Data entries for graphics:
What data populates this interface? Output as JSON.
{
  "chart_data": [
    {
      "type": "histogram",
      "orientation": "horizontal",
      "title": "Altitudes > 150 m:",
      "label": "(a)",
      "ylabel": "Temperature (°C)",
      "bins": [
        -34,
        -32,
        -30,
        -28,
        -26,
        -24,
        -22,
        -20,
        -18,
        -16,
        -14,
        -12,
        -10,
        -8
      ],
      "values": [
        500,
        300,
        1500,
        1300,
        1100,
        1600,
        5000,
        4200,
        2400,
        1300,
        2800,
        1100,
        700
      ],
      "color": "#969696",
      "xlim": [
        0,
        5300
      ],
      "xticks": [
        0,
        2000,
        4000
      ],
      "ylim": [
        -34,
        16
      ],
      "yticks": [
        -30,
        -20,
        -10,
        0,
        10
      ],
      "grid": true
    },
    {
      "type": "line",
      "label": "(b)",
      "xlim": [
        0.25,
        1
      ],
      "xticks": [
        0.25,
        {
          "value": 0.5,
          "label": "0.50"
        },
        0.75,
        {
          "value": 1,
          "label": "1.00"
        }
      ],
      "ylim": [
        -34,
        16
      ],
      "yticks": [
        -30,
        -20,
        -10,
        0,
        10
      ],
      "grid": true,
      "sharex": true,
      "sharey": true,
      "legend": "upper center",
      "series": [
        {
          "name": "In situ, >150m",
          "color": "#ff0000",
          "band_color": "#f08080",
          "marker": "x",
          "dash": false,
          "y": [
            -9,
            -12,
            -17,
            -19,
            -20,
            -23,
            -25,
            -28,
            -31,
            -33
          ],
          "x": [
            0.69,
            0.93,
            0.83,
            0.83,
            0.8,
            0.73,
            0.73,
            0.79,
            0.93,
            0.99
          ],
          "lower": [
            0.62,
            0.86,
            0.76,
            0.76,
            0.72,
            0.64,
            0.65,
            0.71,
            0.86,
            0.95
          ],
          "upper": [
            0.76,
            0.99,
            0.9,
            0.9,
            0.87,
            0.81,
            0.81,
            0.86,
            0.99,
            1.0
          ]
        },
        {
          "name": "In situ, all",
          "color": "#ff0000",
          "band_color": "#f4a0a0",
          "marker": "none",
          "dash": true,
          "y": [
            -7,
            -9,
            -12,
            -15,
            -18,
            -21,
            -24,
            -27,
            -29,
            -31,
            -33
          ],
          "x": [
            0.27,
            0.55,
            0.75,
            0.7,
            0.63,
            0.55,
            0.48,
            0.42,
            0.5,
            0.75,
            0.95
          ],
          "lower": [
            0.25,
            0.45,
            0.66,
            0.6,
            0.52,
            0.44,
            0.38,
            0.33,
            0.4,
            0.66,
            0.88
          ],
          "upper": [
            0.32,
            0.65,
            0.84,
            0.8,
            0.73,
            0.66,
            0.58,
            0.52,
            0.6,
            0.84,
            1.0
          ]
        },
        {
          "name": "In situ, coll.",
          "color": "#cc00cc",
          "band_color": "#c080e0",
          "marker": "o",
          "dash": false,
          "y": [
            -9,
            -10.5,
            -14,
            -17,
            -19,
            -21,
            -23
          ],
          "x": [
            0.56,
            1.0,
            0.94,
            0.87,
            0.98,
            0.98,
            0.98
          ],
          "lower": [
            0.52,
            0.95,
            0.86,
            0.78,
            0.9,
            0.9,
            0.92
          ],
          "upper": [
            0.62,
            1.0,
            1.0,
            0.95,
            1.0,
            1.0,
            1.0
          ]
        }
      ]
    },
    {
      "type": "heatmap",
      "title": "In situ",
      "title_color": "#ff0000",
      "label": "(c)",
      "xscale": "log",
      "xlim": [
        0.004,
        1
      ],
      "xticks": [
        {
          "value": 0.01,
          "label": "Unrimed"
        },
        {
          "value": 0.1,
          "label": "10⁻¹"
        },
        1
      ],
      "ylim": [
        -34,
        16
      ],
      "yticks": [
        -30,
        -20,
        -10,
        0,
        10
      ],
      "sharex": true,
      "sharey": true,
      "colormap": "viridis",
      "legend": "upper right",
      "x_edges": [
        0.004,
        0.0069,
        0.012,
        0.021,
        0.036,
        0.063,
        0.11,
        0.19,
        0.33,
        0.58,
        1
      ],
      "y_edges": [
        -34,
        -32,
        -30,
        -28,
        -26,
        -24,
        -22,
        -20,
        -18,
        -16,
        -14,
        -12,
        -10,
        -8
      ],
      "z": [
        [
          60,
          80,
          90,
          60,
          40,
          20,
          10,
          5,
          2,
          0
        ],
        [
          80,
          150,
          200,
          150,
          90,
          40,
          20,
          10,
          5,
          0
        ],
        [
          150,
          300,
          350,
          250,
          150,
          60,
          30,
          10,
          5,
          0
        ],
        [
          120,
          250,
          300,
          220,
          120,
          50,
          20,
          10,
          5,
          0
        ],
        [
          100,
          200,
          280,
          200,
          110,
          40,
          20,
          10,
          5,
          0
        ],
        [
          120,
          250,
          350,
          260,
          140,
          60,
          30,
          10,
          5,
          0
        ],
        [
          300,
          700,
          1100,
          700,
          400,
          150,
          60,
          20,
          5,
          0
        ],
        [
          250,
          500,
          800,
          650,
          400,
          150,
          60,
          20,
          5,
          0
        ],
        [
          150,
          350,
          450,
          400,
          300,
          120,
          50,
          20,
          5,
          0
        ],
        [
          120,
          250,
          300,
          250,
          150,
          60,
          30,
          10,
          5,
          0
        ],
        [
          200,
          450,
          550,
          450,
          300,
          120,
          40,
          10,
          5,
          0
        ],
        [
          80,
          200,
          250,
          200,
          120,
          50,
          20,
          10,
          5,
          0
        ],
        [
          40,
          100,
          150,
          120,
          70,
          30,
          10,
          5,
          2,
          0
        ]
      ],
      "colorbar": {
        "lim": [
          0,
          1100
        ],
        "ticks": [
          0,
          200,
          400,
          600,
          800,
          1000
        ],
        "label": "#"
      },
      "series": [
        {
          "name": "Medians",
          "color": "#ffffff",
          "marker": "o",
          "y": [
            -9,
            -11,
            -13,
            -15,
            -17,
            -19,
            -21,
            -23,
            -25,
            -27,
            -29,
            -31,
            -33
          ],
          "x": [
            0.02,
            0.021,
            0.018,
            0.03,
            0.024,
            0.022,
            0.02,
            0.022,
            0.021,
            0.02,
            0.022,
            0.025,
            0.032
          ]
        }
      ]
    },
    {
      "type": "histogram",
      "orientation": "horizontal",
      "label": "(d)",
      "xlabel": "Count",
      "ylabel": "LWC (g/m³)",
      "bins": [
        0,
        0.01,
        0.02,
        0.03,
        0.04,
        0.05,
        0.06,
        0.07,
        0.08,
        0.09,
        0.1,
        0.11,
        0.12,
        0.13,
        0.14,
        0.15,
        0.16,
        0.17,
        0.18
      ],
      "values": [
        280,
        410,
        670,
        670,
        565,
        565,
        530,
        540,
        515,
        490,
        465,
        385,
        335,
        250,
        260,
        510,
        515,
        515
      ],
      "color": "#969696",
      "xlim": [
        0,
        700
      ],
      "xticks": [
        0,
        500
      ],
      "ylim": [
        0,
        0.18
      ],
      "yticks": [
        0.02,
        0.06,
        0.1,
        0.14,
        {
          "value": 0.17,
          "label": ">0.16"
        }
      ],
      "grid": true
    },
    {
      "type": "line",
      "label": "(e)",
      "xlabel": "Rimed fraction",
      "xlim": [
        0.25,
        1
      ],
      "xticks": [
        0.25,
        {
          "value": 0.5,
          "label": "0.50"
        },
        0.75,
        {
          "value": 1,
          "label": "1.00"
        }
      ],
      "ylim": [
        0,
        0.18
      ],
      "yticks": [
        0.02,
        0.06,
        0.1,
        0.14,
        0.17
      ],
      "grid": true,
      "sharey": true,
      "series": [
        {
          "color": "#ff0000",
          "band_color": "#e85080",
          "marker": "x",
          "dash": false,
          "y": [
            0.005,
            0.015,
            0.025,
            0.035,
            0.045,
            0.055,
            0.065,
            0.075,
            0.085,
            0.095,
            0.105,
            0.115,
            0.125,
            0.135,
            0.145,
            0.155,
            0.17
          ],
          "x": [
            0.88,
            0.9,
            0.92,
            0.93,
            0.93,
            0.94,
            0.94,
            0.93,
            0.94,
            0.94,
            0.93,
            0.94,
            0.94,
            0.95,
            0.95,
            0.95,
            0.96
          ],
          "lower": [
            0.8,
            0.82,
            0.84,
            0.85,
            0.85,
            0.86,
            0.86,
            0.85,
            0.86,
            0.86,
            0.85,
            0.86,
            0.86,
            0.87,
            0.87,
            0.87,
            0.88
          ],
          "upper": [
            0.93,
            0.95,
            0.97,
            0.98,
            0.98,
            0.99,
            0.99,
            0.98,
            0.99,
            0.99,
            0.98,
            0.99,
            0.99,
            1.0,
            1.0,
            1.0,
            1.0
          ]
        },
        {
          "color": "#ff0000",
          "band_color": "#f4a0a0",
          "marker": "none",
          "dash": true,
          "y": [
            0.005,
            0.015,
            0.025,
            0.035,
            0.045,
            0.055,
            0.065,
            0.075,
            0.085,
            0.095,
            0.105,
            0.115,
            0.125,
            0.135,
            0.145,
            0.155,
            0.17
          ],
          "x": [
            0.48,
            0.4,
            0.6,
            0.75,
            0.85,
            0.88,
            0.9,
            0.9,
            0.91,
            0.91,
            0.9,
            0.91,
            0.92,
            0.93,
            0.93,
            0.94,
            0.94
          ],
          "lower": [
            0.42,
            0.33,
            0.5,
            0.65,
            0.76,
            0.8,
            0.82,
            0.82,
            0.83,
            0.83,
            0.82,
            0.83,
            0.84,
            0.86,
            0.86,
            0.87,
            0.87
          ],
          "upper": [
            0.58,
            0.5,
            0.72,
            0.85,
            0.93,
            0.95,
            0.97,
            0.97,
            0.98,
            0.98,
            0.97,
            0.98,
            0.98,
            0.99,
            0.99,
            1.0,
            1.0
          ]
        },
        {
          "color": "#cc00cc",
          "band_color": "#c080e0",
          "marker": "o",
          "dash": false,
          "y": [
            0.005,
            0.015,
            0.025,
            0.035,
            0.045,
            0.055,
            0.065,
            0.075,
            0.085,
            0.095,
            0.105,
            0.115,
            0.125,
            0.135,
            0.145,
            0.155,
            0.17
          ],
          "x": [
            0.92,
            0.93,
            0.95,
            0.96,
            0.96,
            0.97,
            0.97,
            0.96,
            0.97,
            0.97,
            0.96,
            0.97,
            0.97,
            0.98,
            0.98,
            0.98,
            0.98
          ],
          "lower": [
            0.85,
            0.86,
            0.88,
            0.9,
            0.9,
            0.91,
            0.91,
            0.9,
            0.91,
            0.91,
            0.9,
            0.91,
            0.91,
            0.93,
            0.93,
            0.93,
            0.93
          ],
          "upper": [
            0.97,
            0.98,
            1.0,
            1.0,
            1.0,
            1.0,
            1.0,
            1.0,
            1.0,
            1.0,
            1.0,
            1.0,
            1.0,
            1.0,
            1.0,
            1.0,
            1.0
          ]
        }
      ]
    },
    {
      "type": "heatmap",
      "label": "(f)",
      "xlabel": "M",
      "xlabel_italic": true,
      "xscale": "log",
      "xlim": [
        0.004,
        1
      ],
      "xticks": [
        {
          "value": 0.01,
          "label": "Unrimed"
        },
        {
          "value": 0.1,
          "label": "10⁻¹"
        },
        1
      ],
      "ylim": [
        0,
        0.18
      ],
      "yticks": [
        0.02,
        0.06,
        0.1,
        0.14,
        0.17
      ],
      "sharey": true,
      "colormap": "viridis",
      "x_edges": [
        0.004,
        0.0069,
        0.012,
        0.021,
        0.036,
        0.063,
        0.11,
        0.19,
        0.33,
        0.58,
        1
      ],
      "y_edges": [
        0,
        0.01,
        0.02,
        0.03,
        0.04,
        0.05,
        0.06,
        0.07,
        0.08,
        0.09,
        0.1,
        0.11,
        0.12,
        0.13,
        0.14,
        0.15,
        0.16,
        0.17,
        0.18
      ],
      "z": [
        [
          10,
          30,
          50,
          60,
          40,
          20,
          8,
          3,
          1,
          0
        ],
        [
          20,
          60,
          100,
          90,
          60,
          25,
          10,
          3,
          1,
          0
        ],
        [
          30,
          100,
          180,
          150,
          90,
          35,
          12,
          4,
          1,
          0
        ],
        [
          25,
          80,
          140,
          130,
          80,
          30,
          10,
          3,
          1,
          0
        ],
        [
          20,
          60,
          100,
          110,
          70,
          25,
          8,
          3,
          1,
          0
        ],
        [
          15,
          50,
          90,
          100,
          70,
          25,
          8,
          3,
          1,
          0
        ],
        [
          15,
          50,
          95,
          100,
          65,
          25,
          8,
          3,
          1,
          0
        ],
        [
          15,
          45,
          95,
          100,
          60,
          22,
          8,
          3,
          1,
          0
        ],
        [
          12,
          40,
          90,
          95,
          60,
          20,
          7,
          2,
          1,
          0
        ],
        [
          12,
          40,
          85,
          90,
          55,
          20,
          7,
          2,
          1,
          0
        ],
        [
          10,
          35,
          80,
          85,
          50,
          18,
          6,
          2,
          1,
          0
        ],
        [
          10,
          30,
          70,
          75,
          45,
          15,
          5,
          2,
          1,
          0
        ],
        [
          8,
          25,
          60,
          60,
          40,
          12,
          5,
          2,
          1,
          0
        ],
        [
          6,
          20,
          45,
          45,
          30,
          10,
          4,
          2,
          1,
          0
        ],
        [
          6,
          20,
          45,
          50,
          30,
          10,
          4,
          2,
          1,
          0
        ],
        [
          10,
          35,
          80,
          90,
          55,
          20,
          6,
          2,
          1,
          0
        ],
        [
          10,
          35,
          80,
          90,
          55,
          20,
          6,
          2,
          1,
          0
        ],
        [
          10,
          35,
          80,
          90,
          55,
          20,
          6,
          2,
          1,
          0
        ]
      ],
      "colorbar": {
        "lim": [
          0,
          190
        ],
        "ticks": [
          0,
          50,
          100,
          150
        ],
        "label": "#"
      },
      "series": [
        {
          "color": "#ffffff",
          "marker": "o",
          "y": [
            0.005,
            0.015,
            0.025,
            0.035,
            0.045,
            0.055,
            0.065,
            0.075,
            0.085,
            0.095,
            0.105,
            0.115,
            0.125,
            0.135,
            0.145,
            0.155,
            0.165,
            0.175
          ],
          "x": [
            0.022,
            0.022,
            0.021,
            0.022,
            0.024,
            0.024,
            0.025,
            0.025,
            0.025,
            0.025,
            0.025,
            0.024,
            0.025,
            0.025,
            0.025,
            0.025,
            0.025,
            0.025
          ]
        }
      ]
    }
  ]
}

**Goal:** Track down all lines above with the string "ylabel" and copy them.

**Exercise response:**
      "ylabel": "Temperature (°C)",
      "ylabel": "LWC (g/m³)",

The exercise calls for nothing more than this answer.